§ Exercise aim
Each record below is to be copied word for word, with pictures removed.

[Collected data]
──────────────────────────────

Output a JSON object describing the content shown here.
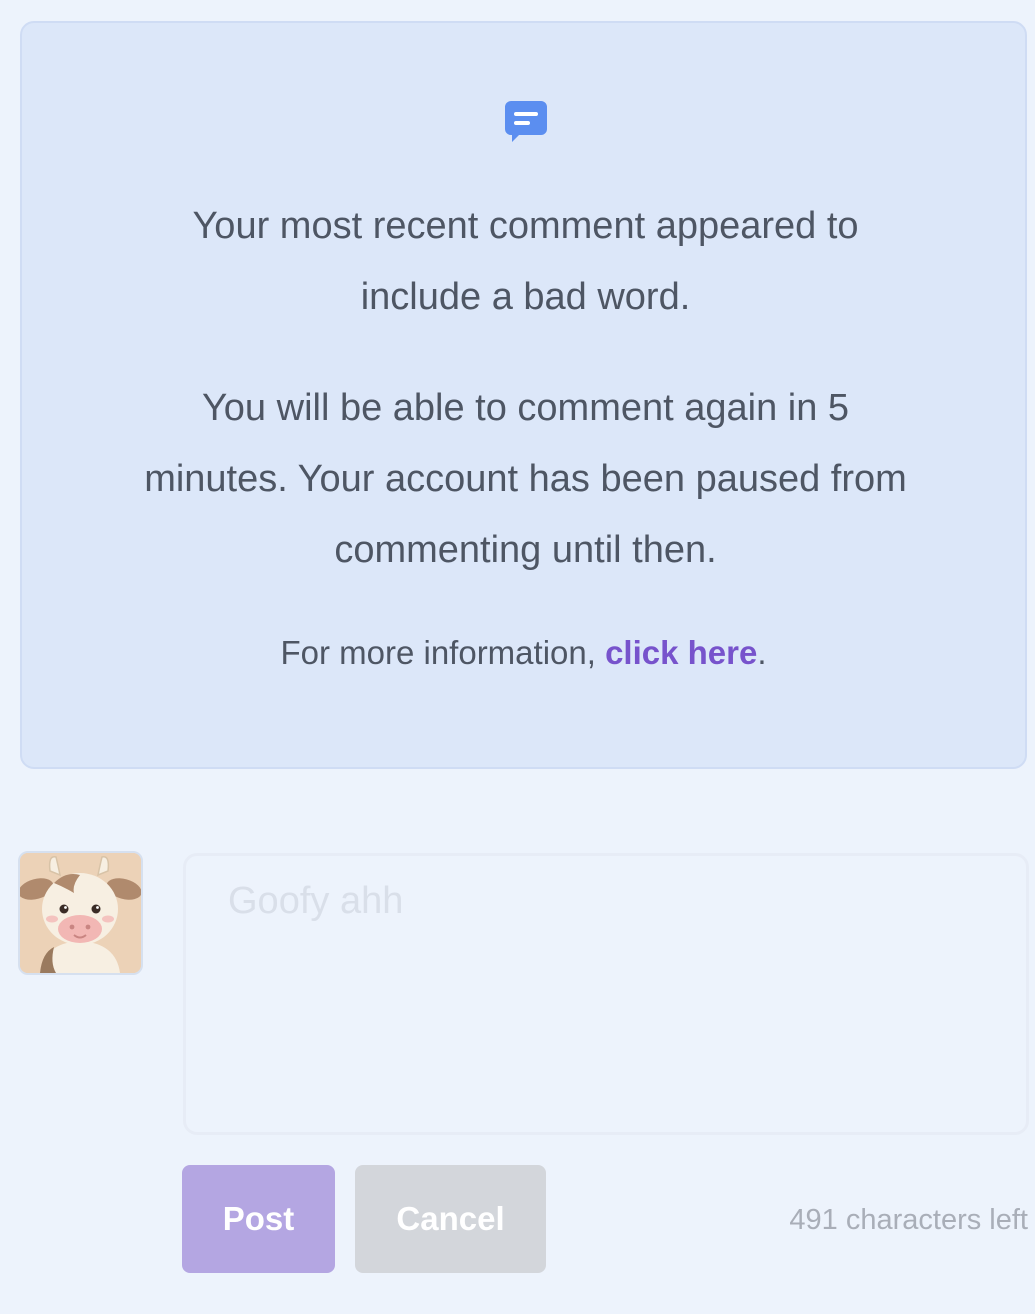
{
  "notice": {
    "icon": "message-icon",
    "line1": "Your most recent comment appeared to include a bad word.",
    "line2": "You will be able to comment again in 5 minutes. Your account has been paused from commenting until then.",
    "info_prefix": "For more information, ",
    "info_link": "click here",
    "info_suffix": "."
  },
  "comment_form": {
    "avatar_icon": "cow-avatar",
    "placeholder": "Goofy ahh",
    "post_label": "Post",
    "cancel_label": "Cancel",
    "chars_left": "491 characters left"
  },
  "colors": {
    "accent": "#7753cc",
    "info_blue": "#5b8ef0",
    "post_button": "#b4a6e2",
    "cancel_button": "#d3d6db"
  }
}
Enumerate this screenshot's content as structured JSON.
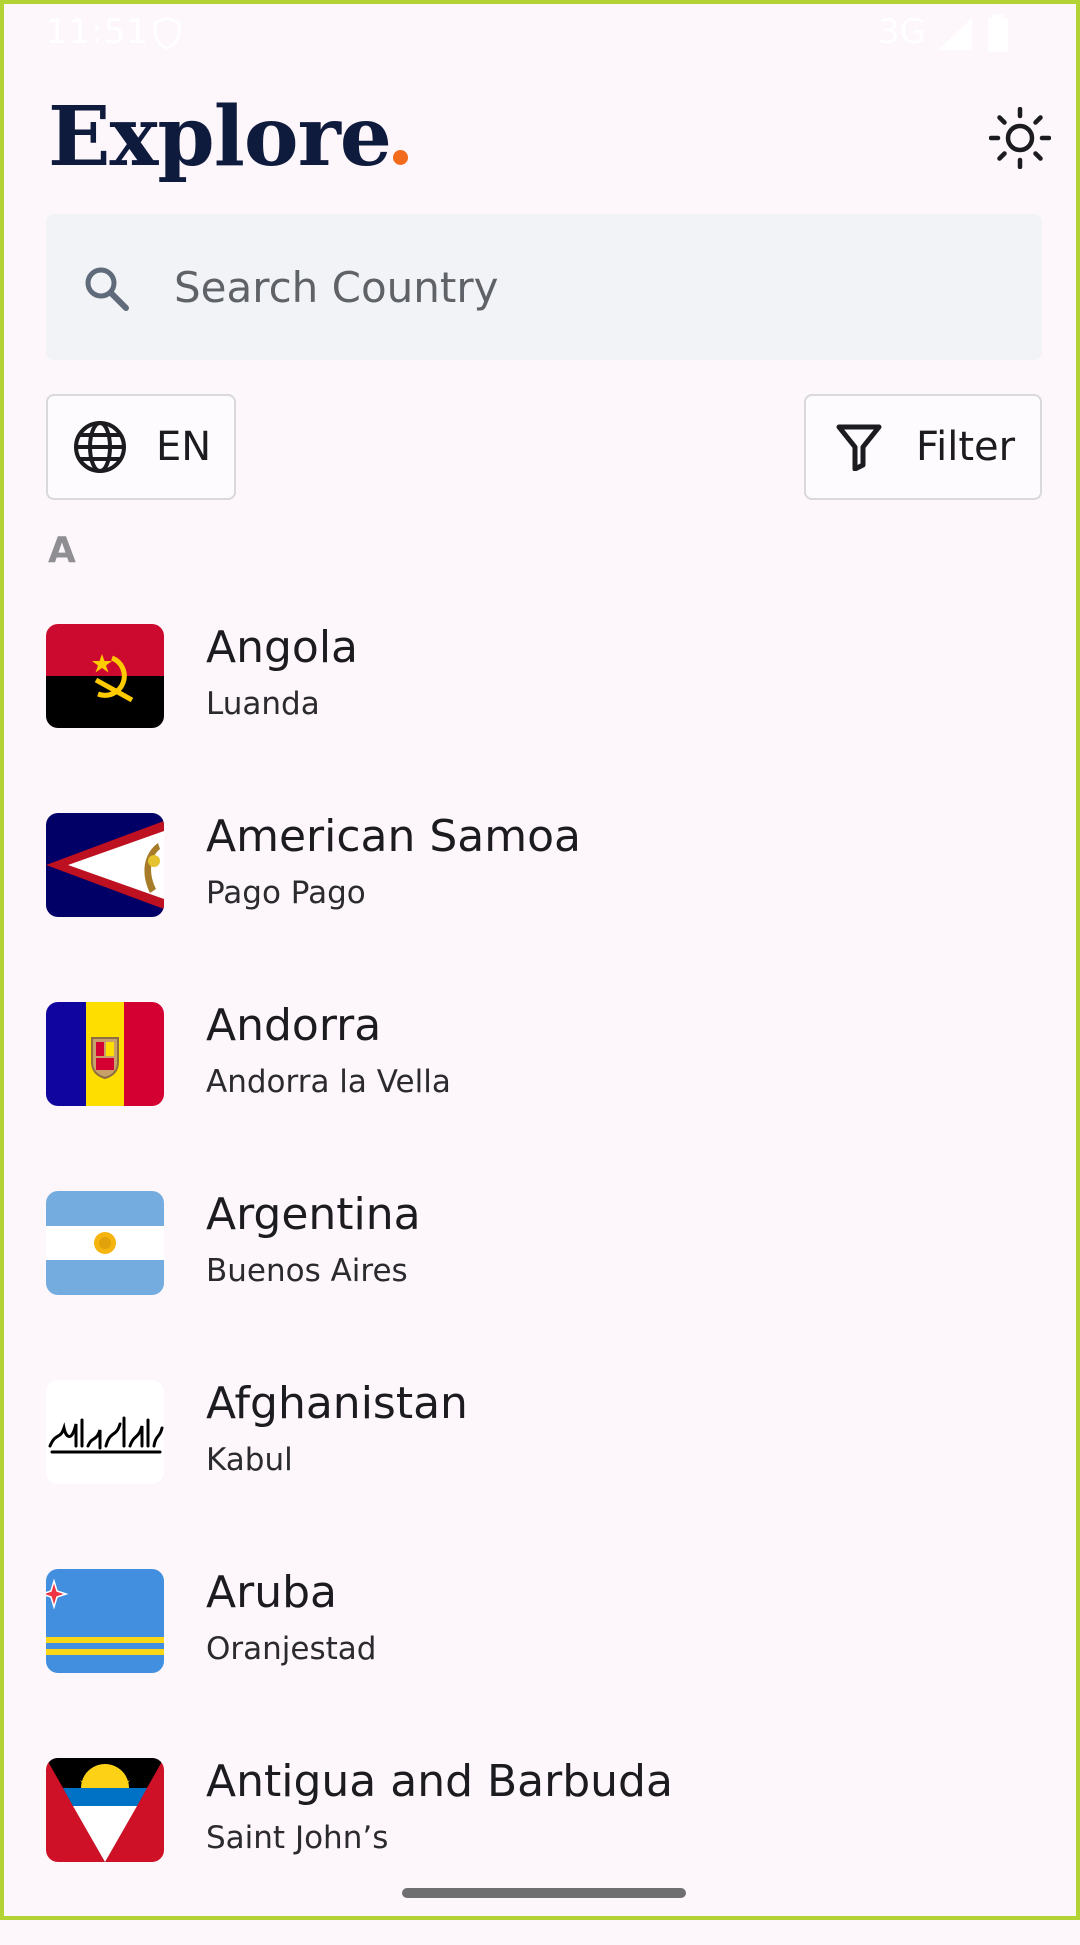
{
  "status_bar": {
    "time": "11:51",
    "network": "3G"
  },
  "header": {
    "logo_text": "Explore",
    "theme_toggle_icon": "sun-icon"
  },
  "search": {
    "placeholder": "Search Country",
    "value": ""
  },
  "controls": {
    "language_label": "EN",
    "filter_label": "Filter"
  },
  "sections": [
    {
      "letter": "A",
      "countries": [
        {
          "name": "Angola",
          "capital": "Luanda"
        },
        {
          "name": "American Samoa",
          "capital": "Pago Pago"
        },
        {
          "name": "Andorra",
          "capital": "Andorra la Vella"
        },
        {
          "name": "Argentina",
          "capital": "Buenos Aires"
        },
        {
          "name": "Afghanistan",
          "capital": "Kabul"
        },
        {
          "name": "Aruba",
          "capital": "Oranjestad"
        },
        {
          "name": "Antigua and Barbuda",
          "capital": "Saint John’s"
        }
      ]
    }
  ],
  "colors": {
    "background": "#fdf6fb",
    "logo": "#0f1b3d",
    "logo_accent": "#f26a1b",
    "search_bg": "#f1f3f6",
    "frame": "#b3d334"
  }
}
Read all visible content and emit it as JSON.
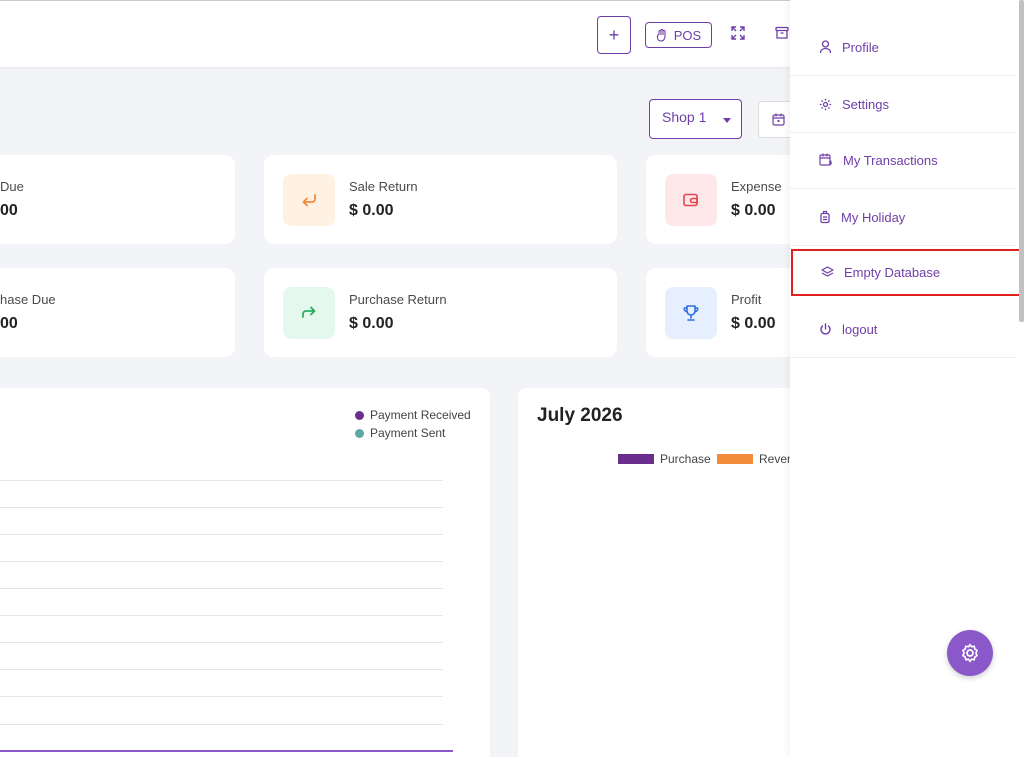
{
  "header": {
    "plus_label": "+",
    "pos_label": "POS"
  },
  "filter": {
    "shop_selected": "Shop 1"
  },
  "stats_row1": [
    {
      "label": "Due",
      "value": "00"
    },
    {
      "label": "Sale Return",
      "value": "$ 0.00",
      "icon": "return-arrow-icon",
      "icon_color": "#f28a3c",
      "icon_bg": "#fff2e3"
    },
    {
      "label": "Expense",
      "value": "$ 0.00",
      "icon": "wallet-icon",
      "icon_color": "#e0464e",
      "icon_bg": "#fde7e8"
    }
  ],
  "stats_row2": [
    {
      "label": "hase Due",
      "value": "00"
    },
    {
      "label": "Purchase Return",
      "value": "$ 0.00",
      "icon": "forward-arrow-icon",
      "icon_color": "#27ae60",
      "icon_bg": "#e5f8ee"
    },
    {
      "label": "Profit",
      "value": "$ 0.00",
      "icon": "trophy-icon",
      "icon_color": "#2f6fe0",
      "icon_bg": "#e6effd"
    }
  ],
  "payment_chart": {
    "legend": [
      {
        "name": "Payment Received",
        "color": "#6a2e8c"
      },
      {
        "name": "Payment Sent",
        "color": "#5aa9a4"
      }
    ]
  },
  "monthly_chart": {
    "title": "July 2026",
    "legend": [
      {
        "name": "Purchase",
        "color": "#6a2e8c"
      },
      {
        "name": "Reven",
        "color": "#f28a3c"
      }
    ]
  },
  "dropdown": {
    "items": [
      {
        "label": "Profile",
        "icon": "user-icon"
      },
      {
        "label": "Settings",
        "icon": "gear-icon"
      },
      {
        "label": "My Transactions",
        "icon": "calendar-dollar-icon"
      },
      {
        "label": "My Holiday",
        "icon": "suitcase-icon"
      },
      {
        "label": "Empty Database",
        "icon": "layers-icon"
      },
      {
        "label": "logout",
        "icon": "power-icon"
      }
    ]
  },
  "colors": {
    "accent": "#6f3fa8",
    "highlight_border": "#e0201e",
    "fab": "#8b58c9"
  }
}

──────────────────────────────

§ Result for this exercise
Output a JSON object describing the content shown here.
{
  "notice": {
    "icon": "message-icon",
    "line1": "Your most recent comment appeared to include a bad word.",
    "line2": "You will be able to comment again in 5 minutes. Your account has been paused from commenting until then.",
    "info_prefix": "For more information, ",
    "info_link": "click here",
    "info_suffix": "."
  },
  "comment_form": {
    "avatar_icon": "cow-avatar",
    "placeholder": "Goofy ahh",
    "post_label": "Post",
    "cancel_label": "Cancel",
    "chars_left": "491 characters left"
  },
  "colors": {
    "accent": "#7753cc",
    "info_blue": "#5b8ef0",
    "post_button": "#b4a6e2",
    "cancel_button": "#d3d6db"
  }
}
Enumerate this screenshot's content as structured JSON.
{
  "status_bar": {
    "time": "11:51",
    "network": "3G"
  },
  "header": {
    "logo_text": "Explore",
    "theme_toggle_icon": "sun-icon"
  },
  "search": {
    "placeholder": "Search Country",
    "value": ""
  },
  "controls": {
    "language_label": "EN",
    "filter_label": "Filter"
  },
  "sections": [
    {
      "letter": "A",
      "countries": [
        {
          "name": "Angola",
          "capital": "Luanda"
        },
        {
          "name": "American Samoa",
          "capital": "Pago Pago"
        },
        {
          "name": "Andorra",
          "capital": "Andorra la Vella"
        },
        {
          "name": "Argentina",
          "capital": "Buenos Aires"
        },
        {
          "name": "Afghanistan",
          "capital": "Kabul"
        },
        {
          "name": "Aruba",
          "capital": "Oranjestad"
        },
        {
          "name": "Antigua and Barbuda",
          "capital": "Saint John’s"
        }
      ]
    }
  ],
  "colors": {
    "background": "#fdf6fb",
    "logo": "#0f1b3d",
    "logo_accent": "#f26a1b",
    "search_bg": "#f1f3f6",
    "frame": "#b3d334"
  }
}
Read all visible content and emit it as JSON.
{
  "header": {
    "plus_label": "+",
    "pos_label": "POS"
  },
  "filter": {
    "shop_selected": "Shop 1"
  },
  "stats_row1": [
    {
      "label": "Due",
      "value": "00"
    },
    {
      "label": "Sale Return",
      "value": "$ 0.00",
      "icon": "return-arrow-icon",
      "icon_color": "#f28a3c",
      "icon_bg": "#fff2e3"
    },
    {
      "label": "Expense",
      "value": "$ 0.00",
      "icon": "wallet-icon",
      "icon_color": "#e0464e",
      "icon_bg": "#fde7e8"
    }
  ],
  "stats_row2": [
    {
      "label": "hase Due",
      "value": "00"
    },
    {
      "label": "Purchase Return",
      "value": "$ 0.00",
      "icon": "forward-arrow-icon",
      "icon_color": "#27ae60",
      "icon_bg": "#e5f8ee"
    },
    {
      "label": "Profit",
      "value": "$ 0.00",
      "icon": "trophy-icon",
      "icon_color": "#2f6fe0",
      "icon_bg": "#e6effd"
    }
  ],
  "payment_chart": {
    "legend": [
      {
        "name": "Payment Received",
        "color": "#6a2e8c"
      },
      {
        "name": "Payment Sent",
        "color": "#5aa9a4"
      }
    ]
  },
  "monthly_chart": {
    "title": "July 2026",
    "legend": [
      {
        "name": "Purchase",
        "color": "#6a2e8c"
      },
      {
        "name": "Reven",
        "color": "#f28a3c"
      }
    ]
  },
  "dropdown": {
    "items": [
      {
        "label": "Profile",
        "icon": "user-icon"
      },
      {
        "label": "Settings",
        "icon": "gear-icon"
      },
      {
        "label": "My Transactions",
        "icon": "calendar-dollar-icon"
      },
      {
        "label": "My Holiday",
        "icon": "suitcase-icon"
      },
      {
        "label": "Empty Database",
        "icon": "layers-icon"
      },
      {
        "label": "logout",
        "icon": "power-icon"
      }
    ]
  },
  "colors": {
    "accent": "#6f3fa8",
    "highlight_border": "#e0201e",
    "fab": "#8b58c9"
  }
}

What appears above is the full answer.